§ OBJECTIVE
Set down every record once more, exactly as given.

--- begin ---

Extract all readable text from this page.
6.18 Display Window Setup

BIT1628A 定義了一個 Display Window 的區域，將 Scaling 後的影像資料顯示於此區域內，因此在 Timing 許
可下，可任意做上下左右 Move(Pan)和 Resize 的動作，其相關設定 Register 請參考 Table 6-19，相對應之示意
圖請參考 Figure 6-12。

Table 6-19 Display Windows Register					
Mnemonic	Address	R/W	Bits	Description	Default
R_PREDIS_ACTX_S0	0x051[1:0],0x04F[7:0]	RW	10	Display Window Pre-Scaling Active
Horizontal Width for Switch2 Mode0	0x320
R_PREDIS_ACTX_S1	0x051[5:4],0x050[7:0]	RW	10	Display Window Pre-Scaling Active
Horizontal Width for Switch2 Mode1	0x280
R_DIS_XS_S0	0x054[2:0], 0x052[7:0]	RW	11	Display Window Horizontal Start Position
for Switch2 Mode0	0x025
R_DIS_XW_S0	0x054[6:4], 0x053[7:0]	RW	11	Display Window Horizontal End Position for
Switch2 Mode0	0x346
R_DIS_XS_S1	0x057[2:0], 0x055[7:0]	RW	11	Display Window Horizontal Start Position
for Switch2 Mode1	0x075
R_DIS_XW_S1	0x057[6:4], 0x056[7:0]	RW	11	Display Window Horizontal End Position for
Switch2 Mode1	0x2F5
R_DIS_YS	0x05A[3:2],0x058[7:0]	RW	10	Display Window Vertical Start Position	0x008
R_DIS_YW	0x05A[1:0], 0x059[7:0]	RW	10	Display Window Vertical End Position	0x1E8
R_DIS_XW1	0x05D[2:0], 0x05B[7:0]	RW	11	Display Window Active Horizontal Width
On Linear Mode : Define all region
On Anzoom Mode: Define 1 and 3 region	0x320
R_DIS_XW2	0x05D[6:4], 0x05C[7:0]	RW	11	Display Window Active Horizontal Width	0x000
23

--- end ---

§ RESULT FOR THIS TASK
Extract all readable text from this page.
6.18 Display Window Setup

BIT1628A 定義了一個 Display Window 的區域，將 Scaling 後的影像資料顯示於此區域內，因此在 Timing 許
可下，可任意做上下左右 Move(Pan)和 Resize 的動作，其相關設定 Register 請參考 Table 6-19，相對應之示意
圖請參考 Figure 6-12。

Table 6-19 Display Windows Register					
Mnemonic	Address	R/W	Bits	Description	Default
R_PREDIS_ACTX_S0	0x051[1:0],0x04F[7:0]	RW	10	Display Window Pre-Scaling Active
Horizontal Width for Switch2 Mode0	0x320
R_PREDIS_ACTX_S1	0x051[5:4],0x050[7:0]	RW	10	Display Window Pre-Scaling Active
Horizontal Width for Switch2 Mode1	0x280
R_DIS_XS_S0	0x054[2:0], 0x052[7:0]	RW	11	Display Window Horizontal Start Position
for Switch2 Mode0	0x025
R_DIS_XW_S0	0x054[6:4], 0x053[7:0]	RW	11	Display Window Horizontal End Position for
Switch2 Mode0	0x346
R_DIS_XS_S1	0x057[2:0], 0x055[7:0]	RW	11	Display Window Horizontal Start Position
for Switch2 Mode1	0x075
R_DIS_XW_S1	0x057[6:4], 0x056[7:0]	RW	11	Display Window Horizontal End Position for
Switch2 Mode1	0x2F5
R_DIS_YS	0x05A[3:2],0x058[7:0]	RW	10	Display Window Vertical Start Position	0x008
R_DIS_YW	0x05A[1:0], 0x059[7:0]	RW	10	Display Window Vertical End Position	0x1E8
R_DIS_XW1	0x05D[2:0], 0x05B[7:0]	RW	11	Display Window Active Horizontal Width
On Linear Mode : Define all region
On Anzoom Mode: Define 1 and 3 region	0x320
R_DIS_XW2	0x05D[6:4], 0x05C[7:0]	RW	11	Display Window Active Horizontal Width	0x000
23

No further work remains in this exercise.